* Begin PROVIDED ENTRIES *

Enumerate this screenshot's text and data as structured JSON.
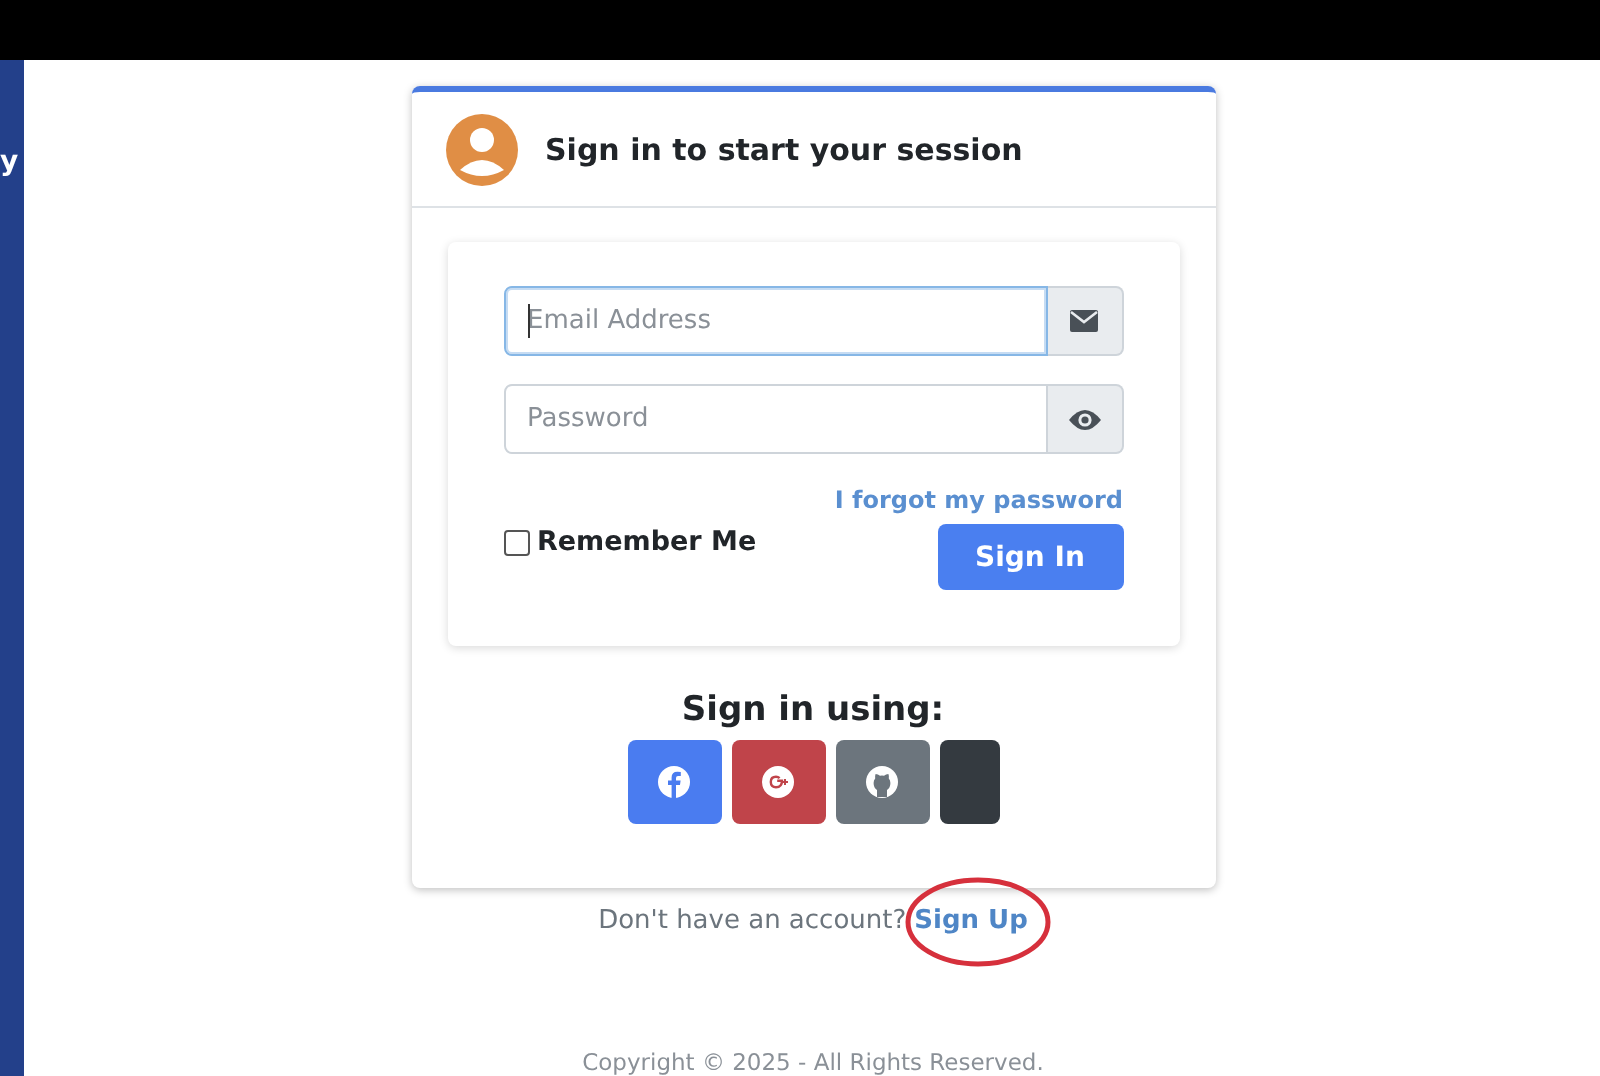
{
  "side_panel": {
    "text": "y"
  },
  "card": {
    "title": "Sign in to start your session"
  },
  "fields": [
    {
      "kind": "email",
      "placeholder": "Email Address",
      "focused": true
    },
    {
      "kind": "password",
      "placeholder": "Password",
      "focused": false
    }
  ],
  "forgot_link": "I forgot my password",
  "remember": {
    "label": "Remember Me",
    "checked": false
  },
  "submit_button": "Sign In",
  "social": {
    "heading": "Sign in using:",
    "buttons": [
      {
        "kind": "facebook"
      },
      {
        "kind": "google"
      },
      {
        "kind": "github"
      },
      {
        "kind": "blank"
      }
    ]
  },
  "signup": {
    "text": "Don't have an account?",
    "link": "Sign Up"
  },
  "annotations": [
    {
      "kind": "ellipse"
    }
  ],
  "footer": "Copyright © 2025 - All Rights Reserved."
}
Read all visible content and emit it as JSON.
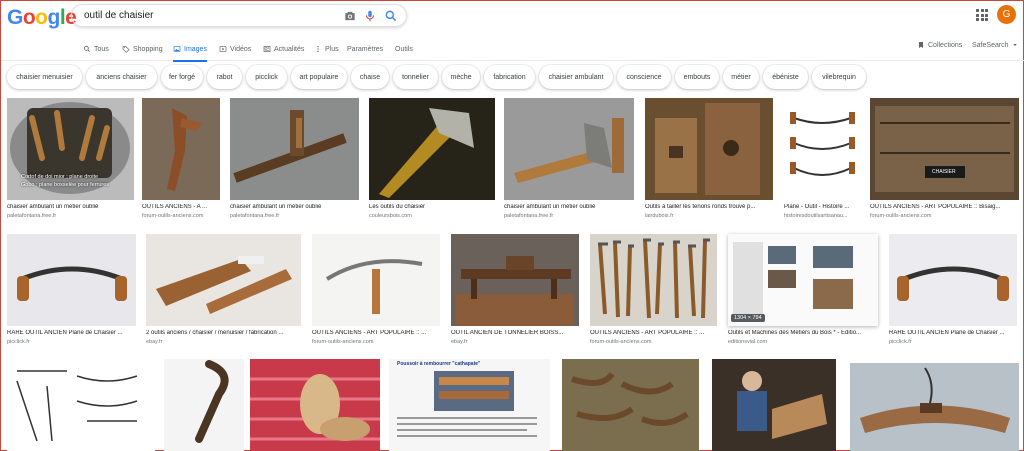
{
  "header": {
    "logo_letters": [
      {
        "ch": "G",
        "color": "#4285f4"
      },
      {
        "ch": "o",
        "color": "#ea4335"
      },
      {
        "ch": "o",
        "color": "#fbbc05"
      },
      {
        "ch": "g",
        "color": "#4285f4"
      },
      {
        "ch": "l",
        "color": "#34a853"
      },
      {
        "ch": "e",
        "color": "#ea4335"
      }
    ],
    "search_value": "outil de chaisier",
    "avatar_letter": "G",
    "avatar_color": "#e8710a"
  },
  "tabs": {
    "all": "Tous",
    "shopping": "Shopping",
    "images": "Images",
    "videos": "Vidéos",
    "news": "Actualités",
    "more": "Plus",
    "settings": "Paramètres",
    "tools": "Outils"
  },
  "right_tools": {
    "collections": "Collections",
    "safesearch": "SafeSearch"
  },
  "chips": [
    "chaisier menuisier",
    "anciens chaisier",
    "fer forgé",
    "rabot",
    "picclick",
    "art populaire",
    "chaise",
    "tonnelier",
    "mèche",
    "fabrication",
    "chaisier ambulant",
    "conscience",
    "embouts",
    "métier",
    "ébéniste",
    "vilebrequin"
  ],
  "results": [
    {
      "caption": "chaisier ambulant un métier oublié",
      "source": "paletafontana.free.fr",
      "overlay": [
        "Cortof de doi mior ; plane droite",
        "Gobo ; plane bosselée pour ferrures"
      ]
    },
    {
      "caption": "OUTILS ANCIENS - A ...",
      "source": "forum-outils-anciens.com"
    },
    {
      "caption": "chaisier ambulant un métier oublié",
      "source": "paletafontana.free.fr"
    },
    {
      "caption": "Les outils du chaisier",
      "source": "couleursbois.com"
    },
    {
      "caption": "chaisier ambulant un métier oublié",
      "source": "paletafontana.free.fr"
    },
    {
      "caption": "Outils à tailler les tenons ronds trouvé p...",
      "source": "lairdubois.fr"
    },
    {
      "caption": "Plane - Outil - Histoire ...",
      "source": "histoiresdoutilsartisanau..."
    },
    {
      "caption": "OUTILS ANCIENS - ART POPULAIRE :: Bisaig...",
      "source": "forum-outils-anciens.com",
      "overlay": [
        "CHAISIER"
      ]
    },
    {
      "caption": "RARE OUTIL ANCIEN Plane de Chaisier ...",
      "source": "picclick.fr"
    },
    {
      "caption": "2 outils anciens / chaisier / menuisier / fabrication ...",
      "source": "ebay.fr"
    },
    {
      "caption": "OUTILS ANCIENS - ART POPULAIRE :: ...",
      "source": "forum-outils-anciens.com"
    },
    {
      "caption": "OUTIL ANCIEN DE TONNELIER BOISS...",
      "source": "ebay.fr"
    },
    {
      "caption": "OUTILS ANCIENS - ART POPULAIRE :: ...",
      "source": "forum-outils-anciens.com"
    },
    {
      "caption": "Outils et Machines des Métiers du Bois * - Editio...",
      "source": "editionsvial.com",
      "badge": "1304 × 794"
    },
    {
      "caption": "RARE OUTIL ANCIEN Plane de Chaisier ...",
      "source": "picclick.fr"
    },
    {
      "caption": "",
      "source": ""
    },
    {
      "caption": "",
      "source": ""
    },
    {
      "caption": "",
      "source": ""
    },
    {
      "caption": "",
      "source": "",
      "overlay": [
        "Poussoir à rembourrer \"cathapate\""
      ]
    },
    {
      "caption": "",
      "source": ""
    },
    {
      "caption": "",
      "source": ""
    },
    {
      "caption": "",
      "source": ""
    }
  ]
}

* End PROVIDED ENTRIES *

Reproduce all the records verbatim, excluding images.

EXPECTED OUTPUT =
Enumerate this screenshot's text and data as structured JSON.
{
  "side_panel": {
    "text": "y"
  },
  "card": {
    "title": "Sign in to start your session"
  },
  "fields": [
    {
      "kind": "email",
      "placeholder": "Email Address",
      "focused": true
    },
    {
      "kind": "password",
      "placeholder": "Password",
      "focused": false
    }
  ],
  "forgot_link": "I forgot my password",
  "remember": {
    "label": "Remember Me",
    "checked": false
  },
  "submit_button": "Sign In",
  "social": {
    "heading": "Sign in using:",
    "buttons": [
      {
        "kind": "facebook"
      },
      {
        "kind": "google"
      },
      {
        "kind": "github"
      },
      {
        "kind": "blank"
      }
    ]
  },
  "signup": {
    "text": "Don't have an account?",
    "link": "Sign Up"
  },
  "annotations": [
    {
      "kind": "ellipse"
    }
  ],
  "footer": "Copyright © 2025 - All Rights Reserved."
}
Read all visible content and emit it as JSON.
{
  "header": {
    "logo_letters": [
      {
        "ch": "G",
        "color": "#4285f4"
      },
      {
        "ch": "o",
        "color": "#ea4335"
      },
      {
        "ch": "o",
        "color": "#fbbc05"
      },
      {
        "ch": "g",
        "color": "#4285f4"
      },
      {
        "ch": "l",
        "color": "#34a853"
      },
      {
        "ch": "e",
        "color": "#ea4335"
      }
    ],
    "search_value": "outil de chaisier",
    "avatar_letter": "G",
    "avatar_color": "#e8710a"
  },
  "tabs": {
    "all": "Tous",
    "shopping": "Shopping",
    "images": "Images",
    "videos": "Vidéos",
    "news": "Actualités",
    "more": "Plus",
    "settings": "Paramètres",
    "tools": "Outils"
  },
  "right_tools": {
    "collections": "Collections",
    "safesearch": "SafeSearch"
  },
  "chips": [
    "chaisier menuisier",
    "anciens chaisier",
    "fer forgé",
    "rabot",
    "picclick",
    "art populaire",
    "chaise",
    "tonnelier",
    "mèche",
    "fabrication",
    "chaisier ambulant",
    "conscience",
    "embouts",
    "métier",
    "ébéniste",
    "vilebrequin"
  ],
  "results": [
    {
      "caption": "chaisier ambulant un métier oublié",
      "source": "paletafontana.free.fr",
      "overlay": [
        "Cortof de doi mior ; plane droite",
        "Gobo ; plane bosselée pour ferrures"
      ]
    },
    {
      "caption": "OUTILS ANCIENS - A ...",
      "source": "forum-outils-anciens.com"
    },
    {
      "caption": "chaisier ambulant un métier oublié",
      "source": "paletafontana.free.fr"
    },
    {
      "caption": "Les outils du chaisier",
      "source": "couleursbois.com"
    },
    {
      "caption": "chaisier ambulant un métier oublié",
      "source": "paletafontana.free.fr"
    },
    {
      "caption": "Outils à tailler les tenons ronds trouvé p...",
      "source": "lairdubois.fr"
    },
    {
      "caption": "Plane - Outil - Histoire ...",
      "source": "histoiresdoutilsartisanau..."
    },
    {
      "caption": "OUTILS ANCIENS - ART POPULAIRE :: Bisaig...",
      "source": "forum-outils-anciens.com",
      "overlay": [
        "CHAISIER"
      ]
    },
    {
      "caption": "RARE OUTIL ANCIEN Plane de Chaisier ...",
      "source": "picclick.fr"
    },
    {
      "caption": "2 outils anciens / chaisier / menuisier / fabrication ...",
      "source": "ebay.fr"
    },
    {
      "caption": "OUTILS ANCIENS - ART POPULAIRE :: ...",
      "source": "forum-outils-anciens.com"
    },
    {
      "caption": "OUTIL ANCIEN DE TONNELIER BOISS...",
      "source": "ebay.fr"
    },
    {
      "caption": "OUTILS ANCIENS - ART POPULAIRE :: ...",
      "source": "forum-outils-anciens.com"
    },
    {
      "caption": "Outils et Machines des Métiers du Bois * - Editio...",
      "source": "editionsvial.com",
      "badge": "1304 × 794"
    },
    {
      "caption": "RARE OUTIL ANCIEN Plane de Chaisier ...",
      "source": "picclick.fr"
    },
    {
      "caption": "",
      "source": ""
    },
    {
      "caption": "",
      "source": ""
    },
    {
      "caption": "",
      "source": ""
    },
    {
      "caption": "",
      "source": "",
      "overlay": [
        "Poussoir à rembourrer \"cathapate\""
      ]
    },
    {
      "caption": "",
      "source": ""
    },
    {
      "caption": "",
      "source": ""
    },
    {
      "caption": "",
      "source": ""
    }
  ]
}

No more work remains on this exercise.